• _Dataset records_
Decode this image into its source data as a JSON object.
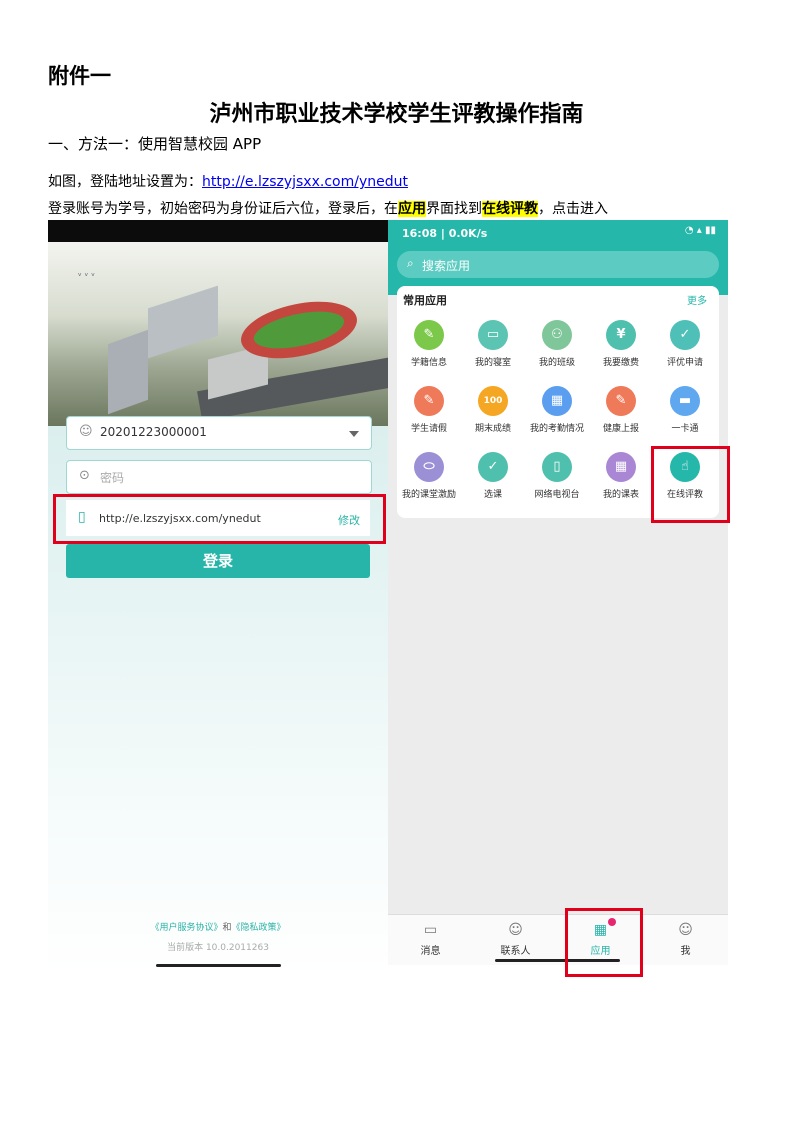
{
  "doc": {
    "attachment": "附件一",
    "title": "泸州市职业技术学校学生评教操作指南",
    "section": "一、方法一：使用智慧校园 APP",
    "para1_prefix": "如图，登陆地址设置为：",
    "para1_link": "http://e.lzszyjsxx.com/ynedut",
    "para2_a": "登录账号为学号，初始密码为身份证后六位，登录后，在",
    "para2_hl1": "应用",
    "para2_b": "界面找到",
    "para2_hl2": "在线评教",
    "para2_c": "，点击进入"
  },
  "login": {
    "account": "20201223000001",
    "password_placeholder": "密码",
    "server_url": "http://e.lzszyjsxx.com/ynedut",
    "modify": "修改",
    "login_button": "登录",
    "agreement_service": "《用户服务协议》",
    "agreement_and": "和",
    "agreement_privacy": "《隐私政策》",
    "version": "当前版本 10.0.2011263"
  },
  "apps": {
    "status_time": "16:08 | 0.0K/s",
    "search_placeholder": "搜索应用",
    "section_title": "常用应用",
    "more": "更多",
    "items": [
      {
        "label": "学籍信息",
        "color": "#7cc84a",
        "glyph": "✎"
      },
      {
        "label": "我的寝室",
        "color": "#5cc4b2",
        "glyph": "▭"
      },
      {
        "label": "我的班级",
        "color": "#7fc79a",
        "glyph": "⚇"
      },
      {
        "label": "我要缴费",
        "color": "#4fc0ad",
        "glyph": "¥"
      },
      {
        "label": "评优申请",
        "color": "#4fc0b7",
        "glyph": "✓"
      },
      {
        "label": "学生请假",
        "color": "#ef7a5a",
        "glyph": "✎"
      },
      {
        "label": "期末成绩",
        "color": "#f5a623",
        "glyph": "100"
      },
      {
        "label": "我的考勤情况",
        "color": "#5b9ef0",
        "glyph": "▦"
      },
      {
        "label": "健康上报",
        "color": "#ef7a5a",
        "glyph": "✎"
      },
      {
        "label": "一卡通",
        "color": "#5fa8ef",
        "glyph": "▬"
      },
      {
        "label": "我的课堂激励",
        "color": "#9b8fd6",
        "glyph": "⬭"
      },
      {
        "label": "选课",
        "color": "#4fc0ad",
        "glyph": "✓"
      },
      {
        "label": "网络电视台",
        "color": "#4fc0ad",
        "glyph": "▯"
      },
      {
        "label": "我的课表",
        "color": "#a987d4",
        "glyph": "▦"
      },
      {
        "label": "在线评教",
        "color": "#26b7ab",
        "glyph": "☝"
      }
    ],
    "tabs": [
      {
        "label": "消息",
        "glyph": "▭"
      },
      {
        "label": "联系人",
        "glyph": "☺"
      },
      {
        "label": "应用",
        "glyph": "▦"
      },
      {
        "label": "我",
        "glyph": "☺"
      }
    ]
  }
}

• _Your objective_
Scan the lines for the string "ynedut". Pick out every line that has it.

• _Written solution_
    "para1_link": "http://e.lzszyjsxx.com/ynedut",
    "server_url": "http://e.lzszyjsxx.com/ynedut",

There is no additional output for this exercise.